Exercise instructions
Write out every entry exactly as it stands.

# START OF Material supplied

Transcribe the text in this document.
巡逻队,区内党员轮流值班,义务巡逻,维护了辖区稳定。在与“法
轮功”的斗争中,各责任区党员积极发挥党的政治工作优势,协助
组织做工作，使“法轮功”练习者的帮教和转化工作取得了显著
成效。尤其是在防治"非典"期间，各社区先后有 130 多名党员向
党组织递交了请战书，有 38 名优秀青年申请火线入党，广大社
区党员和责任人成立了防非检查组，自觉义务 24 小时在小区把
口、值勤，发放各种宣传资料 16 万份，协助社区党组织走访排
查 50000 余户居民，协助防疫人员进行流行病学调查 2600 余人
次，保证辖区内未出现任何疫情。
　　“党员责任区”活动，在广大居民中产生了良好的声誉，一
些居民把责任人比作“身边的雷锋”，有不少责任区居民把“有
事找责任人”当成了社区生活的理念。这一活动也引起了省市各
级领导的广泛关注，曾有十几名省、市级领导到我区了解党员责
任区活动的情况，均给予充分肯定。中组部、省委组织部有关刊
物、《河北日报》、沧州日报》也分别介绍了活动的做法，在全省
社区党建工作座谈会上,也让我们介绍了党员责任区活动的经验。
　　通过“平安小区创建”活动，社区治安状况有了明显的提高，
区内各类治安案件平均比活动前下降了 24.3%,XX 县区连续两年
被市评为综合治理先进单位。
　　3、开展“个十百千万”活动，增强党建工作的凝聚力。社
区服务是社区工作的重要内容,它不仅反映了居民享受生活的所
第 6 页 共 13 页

# END OF Material supplied

Result below
Transcribe the text in this document.
巡逻队,区内党员轮流值班,义务巡逻,维护了辖区稳定。在与“法
轮功”的斗争中,各责任区党员积极发挥党的政治工作优势,协助
组织做工作，使“法轮功”练习者的帮教和转化工作取得了显著
成效。尤其是在防治"非典"期间，各社区先后有 130 多名党员向
党组织递交了请战书，有 38 名优秀青年申请火线入党，广大社
区党员和责任人成立了防非检查组，自觉义务 24 小时在小区把
口、值勤，发放各种宣传资料 16 万份，协助社区党组织走访排
查 50000 余户居民，协助防疫人员进行流行病学调查 2600 余人
次，保证辖区内未出现任何疫情。
　　“党员责任区”活动，在广大居民中产生了良好的声誉，一
些居民把责任人比作“身边的雷锋”，有不少责任区居民把“有
事找责任人”当成了社区生活的理念。这一活动也引起了省市各
级领导的广泛关注，曾有十几名省、市级领导到我区了解党员责
任区活动的情况，均给予充分肯定。中组部、省委组织部有关刊
物、《河北日报》、沧州日报》也分别介绍了活动的做法，在全省
社区党建工作座谈会上,也让我们介绍了党员责任区活动的经验。
　　通过“平安小区创建”活动，社区治安状况有了明显的提高，
区内各类治安案件平均比活动前下降了 24.3%,XX 县区连续两年
被市评为综合治理先进单位。
　　3、开展“个十百千万”活动，增强党建工作的凝聚力。社
区服务是社区工作的重要内容,它不仅反映了居民享受生活的所
第 6 页 共 13 页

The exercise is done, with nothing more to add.